Retype all the records with nothing changed.

**Dataset records**
════

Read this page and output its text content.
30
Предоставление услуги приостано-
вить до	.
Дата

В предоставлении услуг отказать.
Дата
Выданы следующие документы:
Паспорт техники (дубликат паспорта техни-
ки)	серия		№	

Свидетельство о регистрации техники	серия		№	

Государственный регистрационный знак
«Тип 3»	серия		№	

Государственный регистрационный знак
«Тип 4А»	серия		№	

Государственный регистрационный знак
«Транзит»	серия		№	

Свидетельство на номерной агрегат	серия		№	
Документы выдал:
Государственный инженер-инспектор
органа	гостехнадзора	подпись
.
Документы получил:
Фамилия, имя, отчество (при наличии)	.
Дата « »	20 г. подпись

════

**Answer**
Read this page and output its text content.
30
Предоставление услуги приостано-
вить до	.
Дата

В предоставлении услуг отказать.
Дата
Выданы следующие документы:
Паспорт техники (дубликат паспорта техни-
ки)	серия		№	

Свидетельство о регистрации техники	серия		№	

Государственный регистрационный знак
«Тип 3»	серия		№	

Государственный регистрационный знак
«Тип 4А»	серия		№	

Государственный регистрационный знак
«Транзит»	серия		№	

Свидетельство на номерной агрегат	серия		№	
Документы выдал:
Государственный инженер-инспектор
органа	гостехнадзора	подпись
.
Документы получил:
Фамилия, имя, отчество (при наличии)	.
Дата « »	20 г. подпись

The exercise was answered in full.